## What the task requires
Reproduce the records. Keep every word exact and include no images.

------

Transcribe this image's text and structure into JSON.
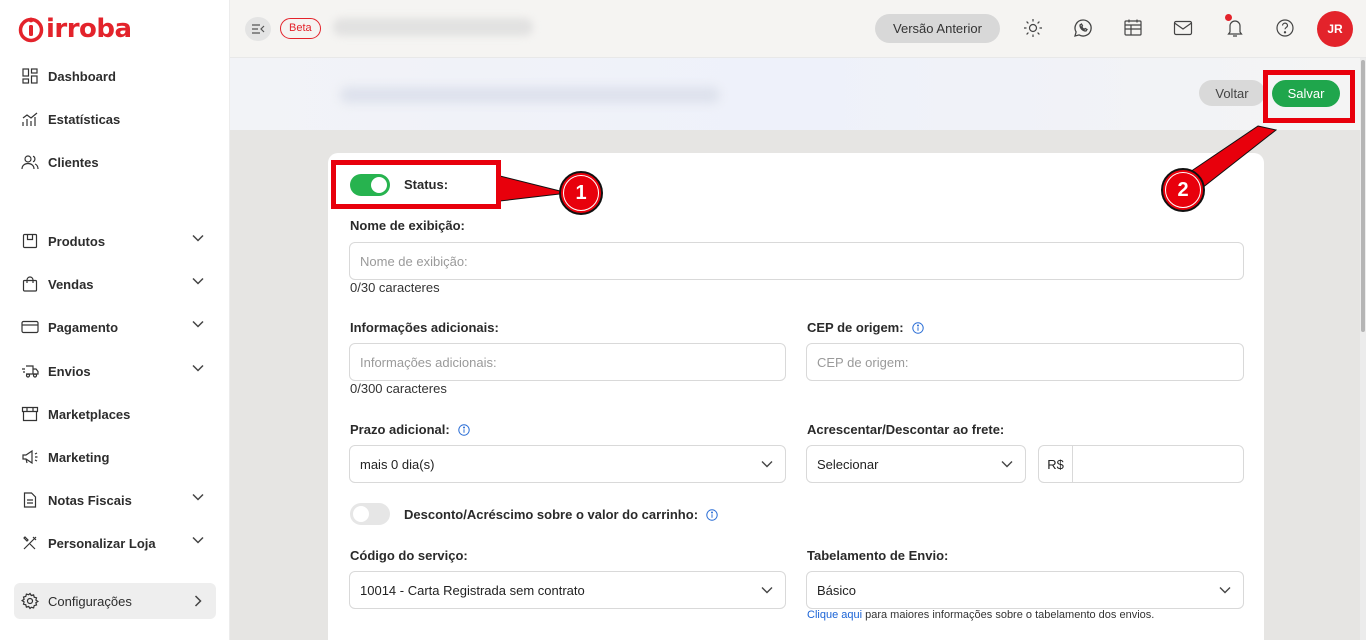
{
  "brand": {
    "name": "irroba",
    "color": "#e3232b"
  },
  "sidebar": {
    "items": [
      {
        "label": "Dashboard",
        "icon": "dashboard-icon",
        "expandable": false
      },
      {
        "label": "Estatísticas",
        "icon": "stats-icon",
        "expandable": false
      },
      {
        "label": "Clientes",
        "icon": "users-icon",
        "expandable": false
      },
      {
        "label": "Produtos",
        "icon": "box-icon",
        "expandable": true
      },
      {
        "label": "Vendas",
        "icon": "bag-icon",
        "expandable": true
      },
      {
        "label": "Pagamento",
        "icon": "card-icon",
        "expandable": true
      },
      {
        "label": "Envios",
        "icon": "truck-icon",
        "expandable": true
      },
      {
        "label": "Marketplaces",
        "icon": "store-icon",
        "expandable": false
      },
      {
        "label": "Marketing",
        "icon": "megaphone-icon",
        "expandable": false
      },
      {
        "label": "Notas Fiscais",
        "icon": "document-icon",
        "expandable": true
      },
      {
        "label": "Personalizar Loja",
        "icon": "tools-icon",
        "expandable": true
      },
      {
        "label": "Configurações",
        "icon": "gear-icon",
        "expandable": true,
        "active": true
      }
    ]
  },
  "topbar": {
    "beta_label": "Beta",
    "prev_version_label": "Versão Anterior",
    "avatar_initials": "JR",
    "icons": [
      "sun-icon",
      "whatsapp-icon",
      "calendar-icon",
      "mail-icon",
      "bell-icon",
      "help-icon"
    ]
  },
  "actions": {
    "back_label": "Voltar",
    "save_label": "Salvar",
    "save_color": "#1fa64c"
  },
  "form": {
    "status": {
      "label": "Status:",
      "on": true,
      "on_color": "#27b34f"
    },
    "display_name": {
      "label": "Nome de exibição:",
      "placeholder": "Nome de exibição:",
      "counter": "0/30 caracteres"
    },
    "additional_info": {
      "label": "Informações adicionais:",
      "placeholder": "Informações adicionais:",
      "counter": "0/300 caracteres"
    },
    "origin_cep": {
      "label": "CEP de origem:",
      "placeholder": "CEP de origem:"
    },
    "extra_deadline": {
      "label": "Prazo adicional:",
      "value": "mais 0 dia(s)"
    },
    "freight_adjust": {
      "label": "Acrescentar/Descontar ao frete:",
      "select_value": "Selecionar",
      "currency": "R$",
      "amount": ""
    },
    "cart_discount": {
      "label": "Desconto/Acréscimo sobre o valor do carrinho:",
      "on": false
    },
    "service_code": {
      "label": "Código do serviço:",
      "value": "10014 - Carta Registrada sem contrato"
    },
    "shipping_table": {
      "label": "Tabelamento de Envio:",
      "value": "Básico",
      "help_link": "Clique aqui",
      "help_text": " para maiores informações sobre o tabelamento dos envios."
    }
  },
  "annotations": {
    "step1": "1",
    "step2": "2",
    "color": "#e8000c"
  }
}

------

## Task output
Transcribe this image's text and structure into JSON.
{
  "brand": {
    "name": "irroba",
    "color": "#e3232b"
  },
  "sidebar": {
    "items": [
      {
        "label": "Dashboard",
        "icon": "dashboard-icon",
        "expandable": false
      },
      {
        "label": "Estatísticas",
        "icon": "stats-icon",
        "expandable": false
      },
      {
        "label": "Clientes",
        "icon": "users-icon",
        "expandable": false
      },
      {
        "label": "Produtos",
        "icon": "box-icon",
        "expandable": true
      },
      {
        "label": "Vendas",
        "icon": "bag-icon",
        "expandable": true
      },
      {
        "label": "Pagamento",
        "icon": "card-icon",
        "expandable": true
      },
      {
        "label": "Envios",
        "icon": "truck-icon",
        "expandable": true
      },
      {
        "label": "Marketplaces",
        "icon": "store-icon",
        "expandable": false
      },
      {
        "label": "Marketing",
        "icon": "megaphone-icon",
        "expandable": false
      },
      {
        "label": "Notas Fiscais",
        "icon": "document-icon",
        "expandable": true
      },
      {
        "label": "Personalizar Loja",
        "icon": "tools-icon",
        "expandable": true
      },
      {
        "label": "Configurações",
        "icon": "gear-icon",
        "expandable": true,
        "active": true
      }
    ]
  },
  "topbar": {
    "beta_label": "Beta",
    "prev_version_label": "Versão Anterior",
    "avatar_initials": "JR",
    "icons": [
      "sun-icon",
      "whatsapp-icon",
      "calendar-icon",
      "mail-icon",
      "bell-icon",
      "help-icon"
    ]
  },
  "actions": {
    "back_label": "Voltar",
    "save_label": "Salvar",
    "save_color": "#1fa64c"
  },
  "form": {
    "status": {
      "label": "Status:",
      "on": true,
      "on_color": "#27b34f"
    },
    "display_name": {
      "label": "Nome de exibição:",
      "placeholder": "Nome de exibição:",
      "counter": "0/30 caracteres"
    },
    "additional_info": {
      "label": "Informações adicionais:",
      "placeholder": "Informações adicionais:",
      "counter": "0/300 caracteres"
    },
    "origin_cep": {
      "label": "CEP de origem:",
      "placeholder": "CEP de origem:"
    },
    "extra_deadline": {
      "label": "Prazo adicional:",
      "value": "mais 0 dia(s)"
    },
    "freight_adjust": {
      "label": "Acrescentar/Descontar ao frete:",
      "select_value": "Selecionar",
      "currency": "R$",
      "amount": ""
    },
    "cart_discount": {
      "label": "Desconto/Acréscimo sobre o valor do carrinho:",
      "on": false
    },
    "service_code": {
      "label": "Código do serviço:",
      "value": "10014 - Carta Registrada sem contrato"
    },
    "shipping_table": {
      "label": "Tabelamento de Envio:",
      "value": "Básico",
      "help_link": "Clique aqui",
      "help_text": " para maiores informações sobre o tabelamento dos envios."
    }
  },
  "annotations": {
    "step1": "1",
    "step2": "2",
    "color": "#e8000c"
  }
}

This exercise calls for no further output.